• _Goal_
Every line below should be repeated exactly.
** Begin **
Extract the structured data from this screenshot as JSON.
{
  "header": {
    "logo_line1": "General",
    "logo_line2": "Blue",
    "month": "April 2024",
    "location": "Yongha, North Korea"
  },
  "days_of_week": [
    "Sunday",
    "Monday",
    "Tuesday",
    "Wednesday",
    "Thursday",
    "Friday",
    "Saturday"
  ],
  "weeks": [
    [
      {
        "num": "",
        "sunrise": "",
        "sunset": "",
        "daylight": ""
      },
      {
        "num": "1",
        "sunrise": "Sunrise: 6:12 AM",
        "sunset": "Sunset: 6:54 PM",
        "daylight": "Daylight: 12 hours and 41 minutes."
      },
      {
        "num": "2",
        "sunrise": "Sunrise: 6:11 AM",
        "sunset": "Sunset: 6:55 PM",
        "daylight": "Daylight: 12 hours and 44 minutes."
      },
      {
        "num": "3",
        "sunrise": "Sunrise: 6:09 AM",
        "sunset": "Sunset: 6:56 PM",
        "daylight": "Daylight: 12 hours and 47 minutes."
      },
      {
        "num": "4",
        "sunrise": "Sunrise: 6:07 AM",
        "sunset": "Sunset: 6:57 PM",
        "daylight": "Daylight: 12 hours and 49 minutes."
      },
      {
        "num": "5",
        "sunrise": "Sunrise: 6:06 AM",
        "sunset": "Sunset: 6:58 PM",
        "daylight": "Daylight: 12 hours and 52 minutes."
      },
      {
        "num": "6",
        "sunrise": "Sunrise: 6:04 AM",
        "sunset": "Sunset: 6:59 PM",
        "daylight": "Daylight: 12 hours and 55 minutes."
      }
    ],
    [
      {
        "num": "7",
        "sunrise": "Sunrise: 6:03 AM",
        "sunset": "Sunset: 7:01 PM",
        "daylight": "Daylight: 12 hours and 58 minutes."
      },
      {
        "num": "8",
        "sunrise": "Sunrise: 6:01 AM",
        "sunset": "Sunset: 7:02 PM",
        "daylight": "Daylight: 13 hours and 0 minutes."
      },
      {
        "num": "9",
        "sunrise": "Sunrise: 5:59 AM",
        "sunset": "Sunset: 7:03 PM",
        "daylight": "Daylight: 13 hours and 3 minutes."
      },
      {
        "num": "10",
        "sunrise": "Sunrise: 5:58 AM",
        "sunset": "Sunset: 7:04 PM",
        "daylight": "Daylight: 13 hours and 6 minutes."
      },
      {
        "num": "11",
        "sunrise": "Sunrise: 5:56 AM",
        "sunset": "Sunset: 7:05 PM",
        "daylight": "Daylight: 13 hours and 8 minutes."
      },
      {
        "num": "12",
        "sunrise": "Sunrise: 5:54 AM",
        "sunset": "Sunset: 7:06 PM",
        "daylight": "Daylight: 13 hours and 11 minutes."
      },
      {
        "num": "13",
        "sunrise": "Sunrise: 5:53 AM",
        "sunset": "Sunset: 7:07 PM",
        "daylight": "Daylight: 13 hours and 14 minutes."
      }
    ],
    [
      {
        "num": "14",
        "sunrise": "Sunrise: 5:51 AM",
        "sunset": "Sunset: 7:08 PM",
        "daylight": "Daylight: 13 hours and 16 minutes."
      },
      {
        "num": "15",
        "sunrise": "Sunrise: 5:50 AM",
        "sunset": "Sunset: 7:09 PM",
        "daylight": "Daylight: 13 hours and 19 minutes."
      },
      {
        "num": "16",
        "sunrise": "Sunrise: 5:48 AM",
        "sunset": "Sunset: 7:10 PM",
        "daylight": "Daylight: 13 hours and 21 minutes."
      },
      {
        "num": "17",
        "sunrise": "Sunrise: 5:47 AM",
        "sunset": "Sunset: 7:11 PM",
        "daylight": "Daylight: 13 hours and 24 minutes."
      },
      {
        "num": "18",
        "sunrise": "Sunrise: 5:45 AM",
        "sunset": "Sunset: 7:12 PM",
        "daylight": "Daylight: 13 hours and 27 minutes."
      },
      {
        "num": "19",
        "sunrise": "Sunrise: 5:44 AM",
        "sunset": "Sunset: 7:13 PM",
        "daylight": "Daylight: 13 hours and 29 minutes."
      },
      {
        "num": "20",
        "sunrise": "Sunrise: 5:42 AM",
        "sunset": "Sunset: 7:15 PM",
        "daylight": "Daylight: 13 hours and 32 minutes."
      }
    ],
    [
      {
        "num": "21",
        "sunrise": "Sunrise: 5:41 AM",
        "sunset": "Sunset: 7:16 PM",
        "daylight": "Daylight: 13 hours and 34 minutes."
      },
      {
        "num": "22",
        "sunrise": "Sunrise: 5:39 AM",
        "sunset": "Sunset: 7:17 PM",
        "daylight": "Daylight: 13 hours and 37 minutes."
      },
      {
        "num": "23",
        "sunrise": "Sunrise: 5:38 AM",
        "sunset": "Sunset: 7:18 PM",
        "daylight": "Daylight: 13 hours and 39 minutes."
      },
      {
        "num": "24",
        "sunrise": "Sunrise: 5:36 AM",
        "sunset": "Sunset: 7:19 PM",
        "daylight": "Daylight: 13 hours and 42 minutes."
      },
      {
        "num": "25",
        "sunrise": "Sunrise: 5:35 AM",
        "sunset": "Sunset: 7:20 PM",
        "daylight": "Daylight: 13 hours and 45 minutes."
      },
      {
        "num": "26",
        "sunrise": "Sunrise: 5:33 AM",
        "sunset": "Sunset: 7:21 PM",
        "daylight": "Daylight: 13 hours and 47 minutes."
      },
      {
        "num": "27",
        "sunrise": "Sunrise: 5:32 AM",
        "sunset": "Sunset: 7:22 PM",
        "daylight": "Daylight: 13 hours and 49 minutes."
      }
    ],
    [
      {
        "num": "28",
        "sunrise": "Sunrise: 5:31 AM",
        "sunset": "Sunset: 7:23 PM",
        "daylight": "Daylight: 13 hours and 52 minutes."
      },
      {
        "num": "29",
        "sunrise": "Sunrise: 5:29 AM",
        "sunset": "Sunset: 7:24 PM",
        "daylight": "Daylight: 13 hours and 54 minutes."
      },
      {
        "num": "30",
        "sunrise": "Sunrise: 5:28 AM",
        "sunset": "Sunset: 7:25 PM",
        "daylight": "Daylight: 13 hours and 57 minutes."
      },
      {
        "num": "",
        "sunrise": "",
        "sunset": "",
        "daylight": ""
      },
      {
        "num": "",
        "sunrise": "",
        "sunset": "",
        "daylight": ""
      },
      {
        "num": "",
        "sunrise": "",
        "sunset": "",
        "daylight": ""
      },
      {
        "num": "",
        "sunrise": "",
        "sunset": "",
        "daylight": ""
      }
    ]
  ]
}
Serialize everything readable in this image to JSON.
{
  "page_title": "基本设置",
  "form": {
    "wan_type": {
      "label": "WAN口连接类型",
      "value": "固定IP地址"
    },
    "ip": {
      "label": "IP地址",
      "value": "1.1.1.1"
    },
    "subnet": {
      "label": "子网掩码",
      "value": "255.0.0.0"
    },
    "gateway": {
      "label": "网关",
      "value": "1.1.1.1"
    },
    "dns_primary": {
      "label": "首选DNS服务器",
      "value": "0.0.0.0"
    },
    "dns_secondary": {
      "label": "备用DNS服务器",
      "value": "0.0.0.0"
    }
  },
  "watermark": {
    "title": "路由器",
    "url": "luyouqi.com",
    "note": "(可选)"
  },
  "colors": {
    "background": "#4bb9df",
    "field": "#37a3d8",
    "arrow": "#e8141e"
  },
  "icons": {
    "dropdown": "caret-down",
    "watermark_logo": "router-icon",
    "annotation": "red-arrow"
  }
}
** End **
• _Answer to the problem_
Extract the structured data from this screenshot as JSON.
{
  "header": {
    "logo_line1": "General",
    "logo_line2": "Blue",
    "month": "April 2024",
    "location": "Yongha, North Korea"
  },
  "days_of_week": [
    "Sunday",
    "Monday",
    "Tuesday",
    "Wednesday",
    "Thursday",
    "Friday",
    "Saturday"
  ],
  "weeks": [
    [
      {
        "num": "",
        "sunrise": "",
        "sunset": "",
        "daylight": ""
      },
      {
        "num": "1",
        "sunrise": "Sunrise: 6:12 AM",
        "sunset": "Sunset: 6:54 PM",
        "daylight": "Daylight: 12 hours and 41 minutes."
      },
      {
        "num": "2",
        "sunrise": "Sunrise: 6:11 AM",
        "sunset": "Sunset: 6:55 PM",
        "daylight": "Daylight: 12 hours and 44 minutes."
      },
      {
        "num": "3",
        "sunrise": "Sunrise: 6:09 AM",
        "sunset": "Sunset: 6:56 PM",
        "daylight": "Daylight: 12 hours and 47 minutes."
      },
      {
        "num": "4",
        "sunrise": "Sunrise: 6:07 AM",
        "sunset": "Sunset: 6:57 PM",
        "daylight": "Daylight: 12 hours and 49 minutes."
      },
      {
        "num": "5",
        "sunrise": "Sunrise: 6:06 AM",
        "sunset": "Sunset: 6:58 PM",
        "daylight": "Daylight: 12 hours and 52 minutes."
      },
      {
        "num": "6",
        "sunrise": "Sunrise: 6:04 AM",
        "sunset": "Sunset: 6:59 PM",
        "daylight": "Daylight: 12 hours and 55 minutes."
      }
    ],
    [
      {
        "num": "7",
        "sunrise": "Sunrise: 6:03 AM",
        "sunset": "Sunset: 7:01 PM",
        "daylight": "Daylight: 12 hours and 58 minutes."
      },
      {
        "num": "8",
        "sunrise": "Sunrise: 6:01 AM",
        "sunset": "Sunset: 7:02 PM",
        "daylight": "Daylight: 13 hours and 0 minutes."
      },
      {
        "num": "9",
        "sunrise": "Sunrise: 5:59 AM",
        "sunset": "Sunset: 7:03 PM",
        "daylight": "Daylight: 13 hours and 3 minutes."
      },
      {
        "num": "10",
        "sunrise": "Sunrise: 5:58 AM",
        "sunset": "Sunset: 7:04 PM",
        "daylight": "Daylight: 13 hours and 6 minutes."
      },
      {
        "num": "11",
        "sunrise": "Sunrise: 5:56 AM",
        "sunset": "Sunset: 7:05 PM",
        "daylight": "Daylight: 13 hours and 8 minutes."
      },
      {
        "num": "12",
        "sunrise": "Sunrise: 5:54 AM",
        "sunset": "Sunset: 7:06 PM",
        "daylight": "Daylight: 13 hours and 11 minutes."
      },
      {
        "num": "13",
        "sunrise": "Sunrise: 5:53 AM",
        "sunset": "Sunset: 7:07 PM",
        "daylight": "Daylight: 13 hours and 14 minutes."
      }
    ],
    [
      {
        "num": "14",
        "sunrise": "Sunrise: 5:51 AM",
        "sunset": "Sunset: 7:08 PM",
        "daylight": "Daylight: 13 hours and 16 minutes."
      },
      {
        "num": "15",
        "sunrise": "Sunrise: 5:50 AM",
        "sunset": "Sunset: 7:09 PM",
        "daylight": "Daylight: 13 hours and 19 minutes."
      },
      {
        "num": "16",
        "sunrise": "Sunrise: 5:48 AM",
        "sunset": "Sunset: 7:10 PM",
        "daylight": "Daylight: 13 hours and 21 minutes."
      },
      {
        "num": "17",
        "sunrise": "Sunrise: 5:47 AM",
        "sunset": "Sunset: 7:11 PM",
        "daylight": "Daylight: 13 hours and 24 minutes."
      },
      {
        "num": "18",
        "sunrise": "Sunrise: 5:45 AM",
        "sunset": "Sunset: 7:12 PM",
        "daylight": "Daylight: 13 hours and 27 minutes."
      },
      {
        "num": "19",
        "sunrise": "Sunrise: 5:44 AM",
        "sunset": "Sunset: 7:13 PM",
        "daylight": "Daylight: 13 hours and 29 minutes."
      },
      {
        "num": "20",
        "sunrise": "Sunrise: 5:42 AM",
        "sunset": "Sunset: 7:15 PM",
        "daylight": "Daylight: 13 hours and 32 minutes."
      }
    ],
    [
      {
        "num": "21",
        "sunrise": "Sunrise: 5:41 AM",
        "sunset": "Sunset: 7:16 PM",
        "daylight": "Daylight: 13 hours and 34 minutes."
      },
      {
        "num": "22",
        "sunrise": "Sunrise: 5:39 AM",
        "sunset": "Sunset: 7:17 PM",
        "daylight": "Daylight: 13 hours and 37 minutes."
      },
      {
        "num": "23",
        "sunrise": "Sunrise: 5:38 AM",
        "sunset": "Sunset: 7:18 PM",
        "daylight": "Daylight: 13 hours and 39 minutes."
      },
      {
        "num": "24",
        "sunrise": "Sunrise: 5:36 AM",
        "sunset": "Sunset: 7:19 PM",
        "daylight": "Daylight: 13 hours and 42 minutes."
      },
      {
        "num": "25",
        "sunrise": "Sunrise: 5:35 AM",
        "sunset": "Sunset: 7:20 PM",
        "daylight": "Daylight: 13 hours and 45 minutes."
      },
      {
        "num": "26",
        "sunrise": "Sunrise: 5:33 AM",
        "sunset": "Sunset: 7:21 PM",
        "daylight": "Daylight: 13 hours and 47 minutes."
      },
      {
        "num": "27",
        "sunrise": "Sunrise: 5:32 AM",
        "sunset": "Sunset: 7:22 PM",
        "daylight": "Daylight: 13 hours and 49 minutes."
      }
    ],
    [
      {
        "num": "28",
        "sunrise": "Sunrise: 5:31 AM",
        "sunset": "Sunset: 7:23 PM",
        "daylight": "Daylight: 13 hours and 52 minutes."
      },
      {
        "num": "29",
        "sunrise": "Sunrise: 5:29 AM",
        "sunset": "Sunset: 7:24 PM",
        "daylight": "Daylight: 13 hours and 54 minutes."
      },
      {
        "num": "30",
        "sunrise": "Sunrise: 5:28 AM",
        "sunset": "Sunset: 7:25 PM",
        "daylight": "Daylight: 13 hours and 57 minutes."
      },
      {
        "num": "",
        "sunrise": "",
        "sunset": "",
        "daylight": ""
      },
      {
        "num": "",
        "sunrise": "",
        "sunset": "",
        "daylight": ""
      },
      {
        "num": "",
        "sunrise": "",
        "sunset": "",
        "daylight": ""
      },
      {
        "num": "",
        "sunrise": "",
        "sunset": "",
        "daylight": ""
      }
    ]
  ]
}
Serialize everything readable in this image to JSON.
{
  "page_title": "基本设置",
  "form": {
    "wan_type": {
      "label": "WAN口连接类型",
      "value": "固定IP地址"
    },
    "ip": {
      "label": "IP地址",
      "value": "1.1.1.1"
    },
    "subnet": {
      "label": "子网掩码",
      "value": "255.0.0.0"
    },
    "gateway": {
      "label": "网关",
      "value": "1.1.1.1"
    },
    "dns_primary": {
      "label": "首选DNS服务器",
      "value": "0.0.0.0"
    },
    "dns_secondary": {
      "label": "备用DNS服务器",
      "value": "0.0.0.0"
    }
  },
  "watermark": {
    "title": "路由器",
    "url": "luyouqi.com",
    "note": "(可选)"
  },
  "colors": {
    "background": "#4bb9df",
    "field": "#37a3d8",
    "arrow": "#e8141e"
  },
  "icons": {
    "dropdown": "caret-down",
    "watermark_logo": "router-icon",
    "annotation": "red-arrow"
  }
}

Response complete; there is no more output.